Retype only the lines running from the line that contains "Decode this image" to the line that contains "What's the underlying", inclusive, and leave the pictures behind.

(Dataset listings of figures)
━━━━━━

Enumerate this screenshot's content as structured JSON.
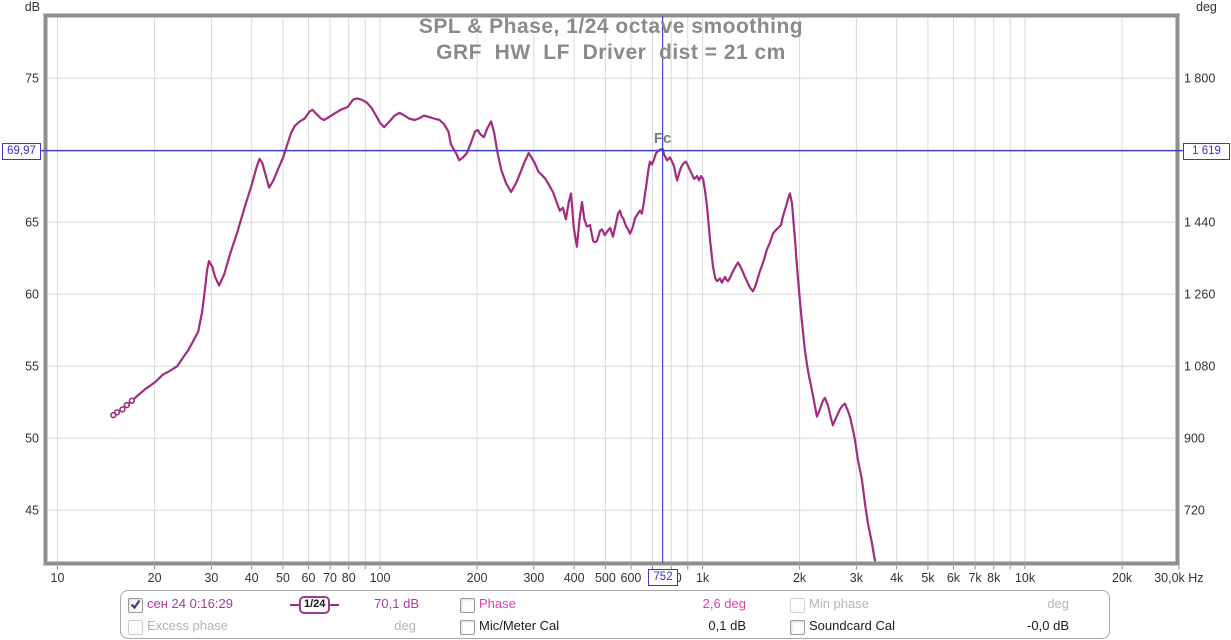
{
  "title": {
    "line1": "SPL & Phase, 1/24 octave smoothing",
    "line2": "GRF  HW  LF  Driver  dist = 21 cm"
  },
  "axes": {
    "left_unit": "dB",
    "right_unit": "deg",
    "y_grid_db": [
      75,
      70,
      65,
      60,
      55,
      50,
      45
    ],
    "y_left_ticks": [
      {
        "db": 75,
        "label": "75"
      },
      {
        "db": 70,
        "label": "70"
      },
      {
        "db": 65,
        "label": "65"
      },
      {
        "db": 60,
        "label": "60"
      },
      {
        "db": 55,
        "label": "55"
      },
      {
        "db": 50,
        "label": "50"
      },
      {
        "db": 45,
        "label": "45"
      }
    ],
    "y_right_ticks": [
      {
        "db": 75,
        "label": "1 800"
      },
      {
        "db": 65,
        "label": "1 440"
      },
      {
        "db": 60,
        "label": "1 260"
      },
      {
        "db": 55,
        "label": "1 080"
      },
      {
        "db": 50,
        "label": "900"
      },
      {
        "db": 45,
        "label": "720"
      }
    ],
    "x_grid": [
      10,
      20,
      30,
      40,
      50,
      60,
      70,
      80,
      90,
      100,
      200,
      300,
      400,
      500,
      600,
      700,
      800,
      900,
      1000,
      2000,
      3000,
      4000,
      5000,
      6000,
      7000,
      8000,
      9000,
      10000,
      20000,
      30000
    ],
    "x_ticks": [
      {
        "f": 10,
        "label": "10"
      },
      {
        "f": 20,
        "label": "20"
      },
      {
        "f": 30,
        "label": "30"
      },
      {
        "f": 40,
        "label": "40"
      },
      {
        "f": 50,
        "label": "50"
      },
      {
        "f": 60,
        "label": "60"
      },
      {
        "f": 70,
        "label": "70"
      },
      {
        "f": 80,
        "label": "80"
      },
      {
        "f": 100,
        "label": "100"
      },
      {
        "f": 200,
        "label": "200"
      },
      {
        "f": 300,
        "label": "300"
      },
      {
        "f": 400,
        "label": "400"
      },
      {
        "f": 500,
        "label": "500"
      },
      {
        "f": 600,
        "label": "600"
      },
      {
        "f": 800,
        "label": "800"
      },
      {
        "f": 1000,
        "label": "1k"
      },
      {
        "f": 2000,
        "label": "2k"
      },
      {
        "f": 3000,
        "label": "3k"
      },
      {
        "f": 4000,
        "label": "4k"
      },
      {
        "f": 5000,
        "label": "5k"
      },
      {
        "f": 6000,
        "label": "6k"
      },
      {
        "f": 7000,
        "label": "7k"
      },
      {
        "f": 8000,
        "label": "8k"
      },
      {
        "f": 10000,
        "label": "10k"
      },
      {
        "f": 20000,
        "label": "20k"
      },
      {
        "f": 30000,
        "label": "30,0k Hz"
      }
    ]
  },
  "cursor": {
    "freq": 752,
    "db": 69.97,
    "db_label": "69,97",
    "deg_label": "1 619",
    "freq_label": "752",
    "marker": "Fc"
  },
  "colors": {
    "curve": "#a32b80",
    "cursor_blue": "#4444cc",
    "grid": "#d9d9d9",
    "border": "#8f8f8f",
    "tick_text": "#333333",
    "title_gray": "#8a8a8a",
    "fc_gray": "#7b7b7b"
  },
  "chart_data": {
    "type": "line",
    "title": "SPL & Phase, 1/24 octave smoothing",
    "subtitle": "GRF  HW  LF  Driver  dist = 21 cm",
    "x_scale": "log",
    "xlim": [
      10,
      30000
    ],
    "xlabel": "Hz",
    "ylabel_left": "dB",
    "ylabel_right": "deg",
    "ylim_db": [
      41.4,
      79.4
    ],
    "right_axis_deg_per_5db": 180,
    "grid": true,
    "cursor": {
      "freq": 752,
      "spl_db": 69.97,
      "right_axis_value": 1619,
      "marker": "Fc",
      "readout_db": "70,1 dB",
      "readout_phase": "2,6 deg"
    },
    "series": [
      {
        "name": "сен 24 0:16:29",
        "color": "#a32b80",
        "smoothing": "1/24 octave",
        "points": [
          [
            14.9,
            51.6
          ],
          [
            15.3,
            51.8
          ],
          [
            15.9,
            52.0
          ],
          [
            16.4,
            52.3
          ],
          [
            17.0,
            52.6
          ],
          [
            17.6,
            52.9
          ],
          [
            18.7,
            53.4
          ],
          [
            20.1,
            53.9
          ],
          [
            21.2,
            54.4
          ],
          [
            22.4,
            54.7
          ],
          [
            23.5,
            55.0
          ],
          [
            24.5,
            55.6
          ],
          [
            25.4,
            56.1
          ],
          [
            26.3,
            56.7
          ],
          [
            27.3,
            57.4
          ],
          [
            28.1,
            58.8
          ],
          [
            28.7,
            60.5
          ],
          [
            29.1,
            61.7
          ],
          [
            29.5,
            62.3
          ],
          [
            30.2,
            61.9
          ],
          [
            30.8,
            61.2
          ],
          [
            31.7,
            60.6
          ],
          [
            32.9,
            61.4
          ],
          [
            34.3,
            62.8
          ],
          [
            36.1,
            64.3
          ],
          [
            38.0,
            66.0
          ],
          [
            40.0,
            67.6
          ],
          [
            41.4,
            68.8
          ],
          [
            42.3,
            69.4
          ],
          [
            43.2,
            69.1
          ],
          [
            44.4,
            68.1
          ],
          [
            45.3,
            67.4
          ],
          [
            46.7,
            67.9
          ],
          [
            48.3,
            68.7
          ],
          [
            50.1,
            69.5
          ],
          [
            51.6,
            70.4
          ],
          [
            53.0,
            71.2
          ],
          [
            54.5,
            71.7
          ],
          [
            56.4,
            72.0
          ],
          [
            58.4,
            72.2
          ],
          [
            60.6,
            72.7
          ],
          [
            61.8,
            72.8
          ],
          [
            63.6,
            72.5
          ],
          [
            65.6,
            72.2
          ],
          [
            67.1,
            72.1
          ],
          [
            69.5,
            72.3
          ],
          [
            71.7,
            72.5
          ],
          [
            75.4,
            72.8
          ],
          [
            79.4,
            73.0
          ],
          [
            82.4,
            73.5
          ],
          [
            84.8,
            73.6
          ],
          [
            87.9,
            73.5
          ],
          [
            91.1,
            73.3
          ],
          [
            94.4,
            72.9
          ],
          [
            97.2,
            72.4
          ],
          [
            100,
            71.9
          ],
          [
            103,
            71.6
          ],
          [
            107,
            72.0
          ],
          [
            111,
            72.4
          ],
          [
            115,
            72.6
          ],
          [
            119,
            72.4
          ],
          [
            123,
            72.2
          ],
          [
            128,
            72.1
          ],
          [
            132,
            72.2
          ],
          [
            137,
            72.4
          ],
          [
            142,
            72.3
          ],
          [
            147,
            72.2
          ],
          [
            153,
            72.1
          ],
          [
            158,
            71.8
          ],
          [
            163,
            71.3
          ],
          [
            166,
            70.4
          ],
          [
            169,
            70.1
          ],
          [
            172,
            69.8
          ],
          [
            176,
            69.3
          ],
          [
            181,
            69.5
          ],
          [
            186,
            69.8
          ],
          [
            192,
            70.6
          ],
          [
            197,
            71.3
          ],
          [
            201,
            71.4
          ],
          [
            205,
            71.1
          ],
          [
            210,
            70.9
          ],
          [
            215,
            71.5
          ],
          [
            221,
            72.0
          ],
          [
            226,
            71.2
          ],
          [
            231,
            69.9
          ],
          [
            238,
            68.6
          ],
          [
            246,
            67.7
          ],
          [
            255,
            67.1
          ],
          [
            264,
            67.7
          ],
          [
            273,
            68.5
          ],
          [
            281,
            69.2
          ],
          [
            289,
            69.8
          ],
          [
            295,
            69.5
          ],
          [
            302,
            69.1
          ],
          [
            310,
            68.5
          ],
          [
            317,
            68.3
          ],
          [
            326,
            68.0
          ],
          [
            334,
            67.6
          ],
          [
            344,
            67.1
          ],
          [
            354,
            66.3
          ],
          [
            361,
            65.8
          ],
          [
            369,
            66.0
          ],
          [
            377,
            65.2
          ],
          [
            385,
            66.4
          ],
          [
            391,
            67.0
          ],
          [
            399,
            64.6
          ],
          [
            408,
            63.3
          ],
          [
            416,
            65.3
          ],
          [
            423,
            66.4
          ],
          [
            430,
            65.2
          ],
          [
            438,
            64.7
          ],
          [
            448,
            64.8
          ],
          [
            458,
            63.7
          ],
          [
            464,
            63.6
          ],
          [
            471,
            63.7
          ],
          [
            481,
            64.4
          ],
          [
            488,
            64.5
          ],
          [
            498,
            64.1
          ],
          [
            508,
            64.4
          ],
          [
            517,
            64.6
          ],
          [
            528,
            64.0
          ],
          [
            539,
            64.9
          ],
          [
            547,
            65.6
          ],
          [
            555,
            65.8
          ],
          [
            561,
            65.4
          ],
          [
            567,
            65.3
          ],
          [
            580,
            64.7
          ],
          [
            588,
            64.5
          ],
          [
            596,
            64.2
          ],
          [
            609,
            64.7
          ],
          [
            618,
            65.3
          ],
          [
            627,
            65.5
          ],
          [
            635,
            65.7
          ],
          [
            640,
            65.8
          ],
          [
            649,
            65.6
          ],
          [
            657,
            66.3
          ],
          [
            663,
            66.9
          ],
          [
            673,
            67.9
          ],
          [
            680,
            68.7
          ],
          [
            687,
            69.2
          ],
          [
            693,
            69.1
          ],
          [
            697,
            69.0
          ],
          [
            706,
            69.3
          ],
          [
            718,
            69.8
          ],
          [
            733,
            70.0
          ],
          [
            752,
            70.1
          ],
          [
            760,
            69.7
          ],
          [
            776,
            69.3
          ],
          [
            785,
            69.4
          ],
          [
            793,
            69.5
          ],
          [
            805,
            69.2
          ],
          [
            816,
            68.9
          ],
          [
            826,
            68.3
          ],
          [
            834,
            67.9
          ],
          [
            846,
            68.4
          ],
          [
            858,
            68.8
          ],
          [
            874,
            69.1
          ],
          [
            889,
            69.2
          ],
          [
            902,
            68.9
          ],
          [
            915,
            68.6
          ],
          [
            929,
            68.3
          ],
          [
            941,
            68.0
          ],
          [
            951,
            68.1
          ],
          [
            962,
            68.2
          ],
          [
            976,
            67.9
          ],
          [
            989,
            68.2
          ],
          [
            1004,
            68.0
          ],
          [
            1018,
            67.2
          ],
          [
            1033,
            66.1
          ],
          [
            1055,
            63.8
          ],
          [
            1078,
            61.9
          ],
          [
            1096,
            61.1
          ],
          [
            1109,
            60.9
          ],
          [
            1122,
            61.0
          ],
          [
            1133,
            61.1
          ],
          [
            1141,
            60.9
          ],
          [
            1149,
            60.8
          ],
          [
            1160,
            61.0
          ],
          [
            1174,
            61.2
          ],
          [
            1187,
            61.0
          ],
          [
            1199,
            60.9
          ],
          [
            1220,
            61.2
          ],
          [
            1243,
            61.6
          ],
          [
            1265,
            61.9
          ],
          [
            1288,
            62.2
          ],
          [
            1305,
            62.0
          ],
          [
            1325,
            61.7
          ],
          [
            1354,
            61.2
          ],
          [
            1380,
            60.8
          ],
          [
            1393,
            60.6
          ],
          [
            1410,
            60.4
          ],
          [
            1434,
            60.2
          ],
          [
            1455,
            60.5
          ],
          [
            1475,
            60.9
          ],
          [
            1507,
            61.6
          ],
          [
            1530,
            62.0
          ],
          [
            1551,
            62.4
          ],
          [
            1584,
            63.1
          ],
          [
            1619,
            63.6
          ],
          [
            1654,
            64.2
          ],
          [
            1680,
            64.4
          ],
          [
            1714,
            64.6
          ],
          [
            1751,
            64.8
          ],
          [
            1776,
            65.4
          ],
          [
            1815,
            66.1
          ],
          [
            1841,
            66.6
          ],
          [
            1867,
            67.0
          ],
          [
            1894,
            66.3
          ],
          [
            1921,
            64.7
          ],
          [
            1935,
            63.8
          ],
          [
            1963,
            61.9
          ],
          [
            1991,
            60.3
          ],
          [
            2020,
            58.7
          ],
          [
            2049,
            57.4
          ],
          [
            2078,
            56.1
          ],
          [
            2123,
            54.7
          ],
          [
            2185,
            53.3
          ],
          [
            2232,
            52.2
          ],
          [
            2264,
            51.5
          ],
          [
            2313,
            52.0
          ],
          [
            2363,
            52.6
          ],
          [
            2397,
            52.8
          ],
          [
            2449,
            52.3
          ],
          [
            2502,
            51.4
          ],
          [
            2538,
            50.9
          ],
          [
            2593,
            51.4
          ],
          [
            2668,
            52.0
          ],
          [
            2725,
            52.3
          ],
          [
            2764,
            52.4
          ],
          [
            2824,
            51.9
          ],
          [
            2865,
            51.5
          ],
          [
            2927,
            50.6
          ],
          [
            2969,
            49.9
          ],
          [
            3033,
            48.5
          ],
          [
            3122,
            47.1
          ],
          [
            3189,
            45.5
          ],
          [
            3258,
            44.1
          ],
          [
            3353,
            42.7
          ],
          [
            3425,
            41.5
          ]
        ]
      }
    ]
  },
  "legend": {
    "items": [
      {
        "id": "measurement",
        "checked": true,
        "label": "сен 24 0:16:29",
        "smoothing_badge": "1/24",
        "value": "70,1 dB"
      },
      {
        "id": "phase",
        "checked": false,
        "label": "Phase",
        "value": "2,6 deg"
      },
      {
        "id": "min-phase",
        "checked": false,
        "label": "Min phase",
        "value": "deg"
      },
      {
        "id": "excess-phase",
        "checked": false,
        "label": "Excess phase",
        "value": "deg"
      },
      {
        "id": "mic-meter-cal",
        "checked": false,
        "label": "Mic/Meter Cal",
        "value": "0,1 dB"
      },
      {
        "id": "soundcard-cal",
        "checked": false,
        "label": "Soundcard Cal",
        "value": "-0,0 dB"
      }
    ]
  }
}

━━━━━━

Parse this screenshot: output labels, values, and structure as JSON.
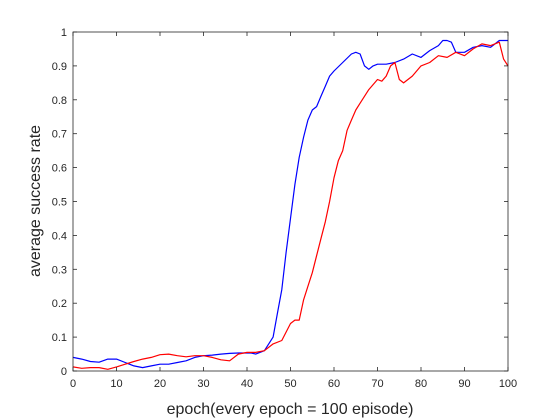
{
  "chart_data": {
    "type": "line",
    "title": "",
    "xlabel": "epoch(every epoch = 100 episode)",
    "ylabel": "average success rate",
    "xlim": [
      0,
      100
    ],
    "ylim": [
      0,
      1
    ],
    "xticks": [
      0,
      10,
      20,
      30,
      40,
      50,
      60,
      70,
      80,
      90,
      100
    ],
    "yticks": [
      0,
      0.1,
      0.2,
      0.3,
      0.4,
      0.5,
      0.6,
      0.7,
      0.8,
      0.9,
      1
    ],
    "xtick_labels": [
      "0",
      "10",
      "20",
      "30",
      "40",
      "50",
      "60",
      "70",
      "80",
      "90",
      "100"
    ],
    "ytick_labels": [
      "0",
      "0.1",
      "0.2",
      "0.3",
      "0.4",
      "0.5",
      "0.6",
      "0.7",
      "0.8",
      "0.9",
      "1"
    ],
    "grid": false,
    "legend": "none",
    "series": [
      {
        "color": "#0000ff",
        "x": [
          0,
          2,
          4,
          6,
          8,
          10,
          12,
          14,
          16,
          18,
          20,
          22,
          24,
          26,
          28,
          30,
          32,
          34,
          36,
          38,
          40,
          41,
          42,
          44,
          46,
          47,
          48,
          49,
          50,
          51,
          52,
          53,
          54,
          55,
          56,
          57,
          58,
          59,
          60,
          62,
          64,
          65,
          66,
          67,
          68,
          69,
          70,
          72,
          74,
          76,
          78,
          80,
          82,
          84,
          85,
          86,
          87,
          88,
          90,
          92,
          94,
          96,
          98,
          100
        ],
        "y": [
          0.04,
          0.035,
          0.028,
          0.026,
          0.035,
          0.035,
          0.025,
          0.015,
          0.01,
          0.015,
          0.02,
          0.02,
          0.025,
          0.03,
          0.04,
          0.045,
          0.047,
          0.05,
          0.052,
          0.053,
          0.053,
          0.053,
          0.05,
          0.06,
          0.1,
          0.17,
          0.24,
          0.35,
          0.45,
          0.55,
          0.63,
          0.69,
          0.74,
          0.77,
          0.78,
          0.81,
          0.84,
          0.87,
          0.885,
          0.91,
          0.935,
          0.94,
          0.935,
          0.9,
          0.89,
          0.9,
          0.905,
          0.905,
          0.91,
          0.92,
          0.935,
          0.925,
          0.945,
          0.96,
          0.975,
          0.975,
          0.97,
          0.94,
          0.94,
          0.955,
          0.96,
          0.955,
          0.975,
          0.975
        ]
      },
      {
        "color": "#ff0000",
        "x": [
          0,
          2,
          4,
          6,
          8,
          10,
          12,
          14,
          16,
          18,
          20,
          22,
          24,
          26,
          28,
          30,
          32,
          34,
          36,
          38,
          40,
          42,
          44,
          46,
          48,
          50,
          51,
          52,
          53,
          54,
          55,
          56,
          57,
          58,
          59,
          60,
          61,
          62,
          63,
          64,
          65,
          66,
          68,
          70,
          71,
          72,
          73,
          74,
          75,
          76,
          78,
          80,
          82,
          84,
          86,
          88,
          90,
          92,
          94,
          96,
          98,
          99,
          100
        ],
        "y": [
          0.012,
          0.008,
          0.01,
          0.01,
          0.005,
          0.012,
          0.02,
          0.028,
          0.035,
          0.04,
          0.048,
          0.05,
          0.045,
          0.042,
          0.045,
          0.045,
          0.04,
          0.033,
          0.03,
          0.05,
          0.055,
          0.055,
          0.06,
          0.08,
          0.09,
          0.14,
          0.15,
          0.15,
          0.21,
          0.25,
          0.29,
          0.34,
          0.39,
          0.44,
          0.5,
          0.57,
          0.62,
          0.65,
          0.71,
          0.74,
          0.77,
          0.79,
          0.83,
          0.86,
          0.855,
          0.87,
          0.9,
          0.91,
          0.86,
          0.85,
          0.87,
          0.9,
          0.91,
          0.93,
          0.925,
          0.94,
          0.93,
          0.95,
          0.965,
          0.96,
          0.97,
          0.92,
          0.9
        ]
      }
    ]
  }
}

━━━━━━

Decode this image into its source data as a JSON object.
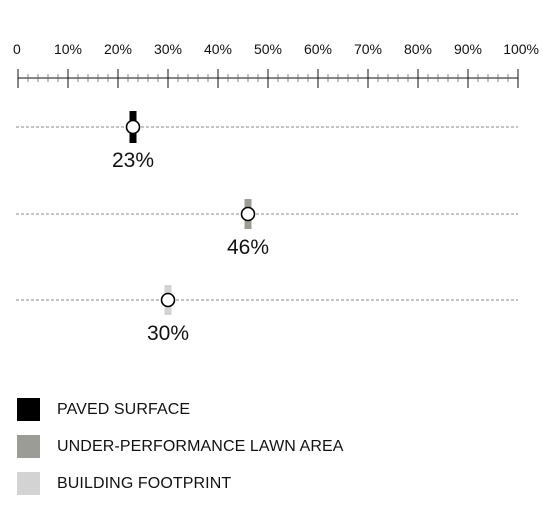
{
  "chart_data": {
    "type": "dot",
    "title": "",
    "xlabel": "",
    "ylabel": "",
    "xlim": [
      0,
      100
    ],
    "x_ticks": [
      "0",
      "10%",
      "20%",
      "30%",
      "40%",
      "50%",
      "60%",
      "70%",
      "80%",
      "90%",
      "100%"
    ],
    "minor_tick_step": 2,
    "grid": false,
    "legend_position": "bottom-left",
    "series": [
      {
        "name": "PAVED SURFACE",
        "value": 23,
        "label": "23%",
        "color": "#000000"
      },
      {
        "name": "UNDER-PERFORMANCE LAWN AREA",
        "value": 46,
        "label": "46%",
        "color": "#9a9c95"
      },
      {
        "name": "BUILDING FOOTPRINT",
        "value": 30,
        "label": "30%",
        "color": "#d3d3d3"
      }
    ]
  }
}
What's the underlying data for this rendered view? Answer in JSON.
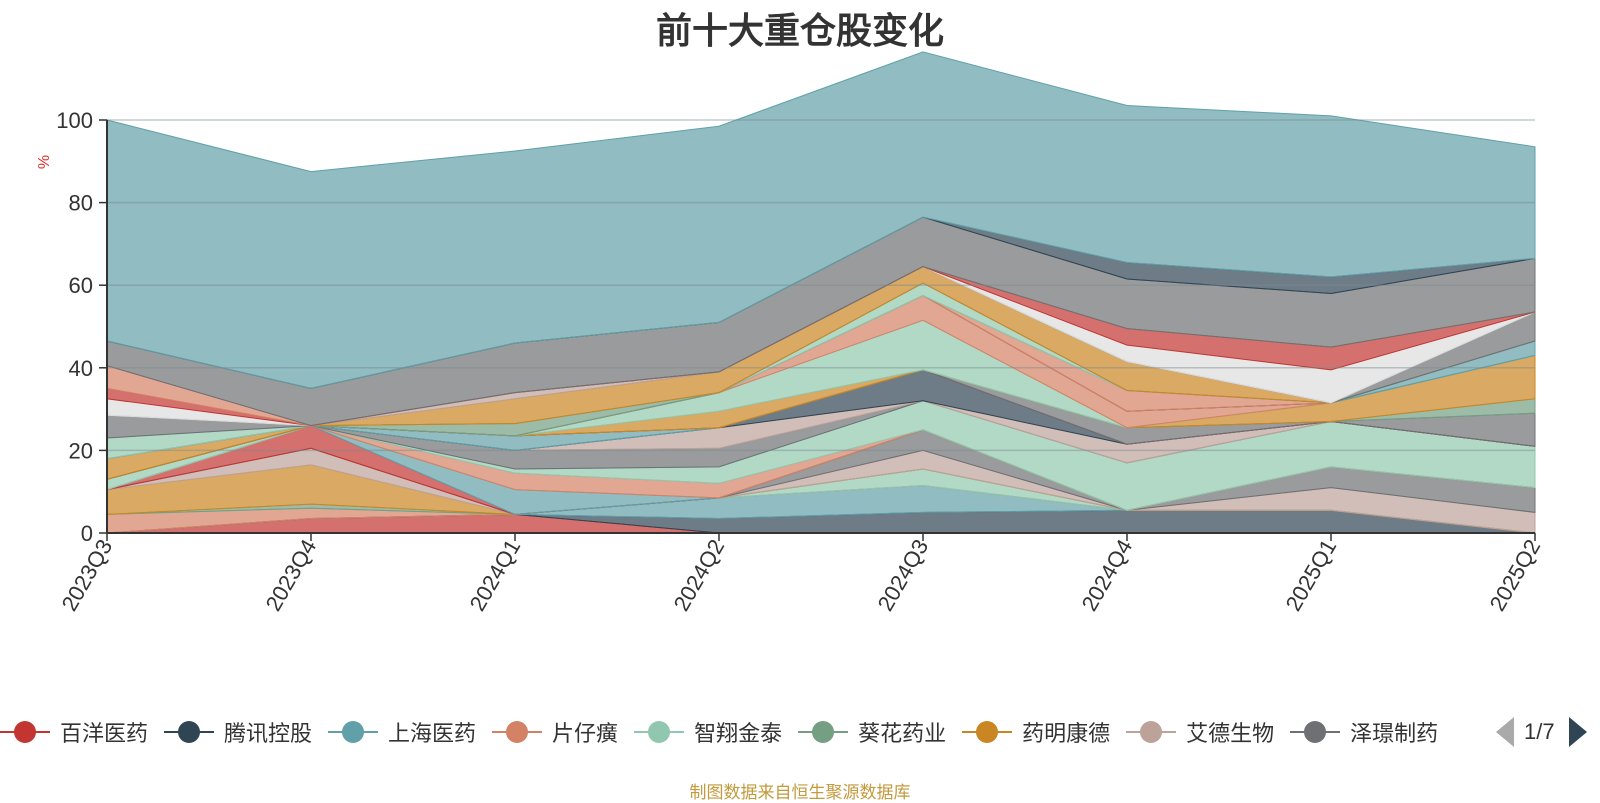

━━━━━━

** Completed task **
Decode this image into its source data as a JSON object.
{
  "chart_data": {
    "type": "dot",
    "title": "",
    "xlabel": "",
    "ylabel": "",
    "xlim": [
      0,
      100
    ],
    "x_ticks": [
      "0",
      "10%",
      "20%",
      "30%",
      "40%",
      "50%",
      "60%",
      "70%",
      "80%",
      "90%",
      "100%"
    ],
    "minor_tick_step": 2,
    "grid": false,
    "legend_position": "bottom-left",
    "series": [
      {
        "name": "PAVED SURFACE",
        "value": 23,
        "label": "23%",
        "color": "#000000"
      },
      {
        "name": "UNDER-PERFORMANCE LAWN AREA",
        "value": 46,
        "label": "46%",
        "color": "#9a9c95"
      },
      {
        "name": "BUILDING FOOTPRINT",
        "value": 30,
        "label": "30%",
        "color": "#d3d3d3"
      }
    ]
  }
}
What's the underlying data for this rendered view? Answer in JSON.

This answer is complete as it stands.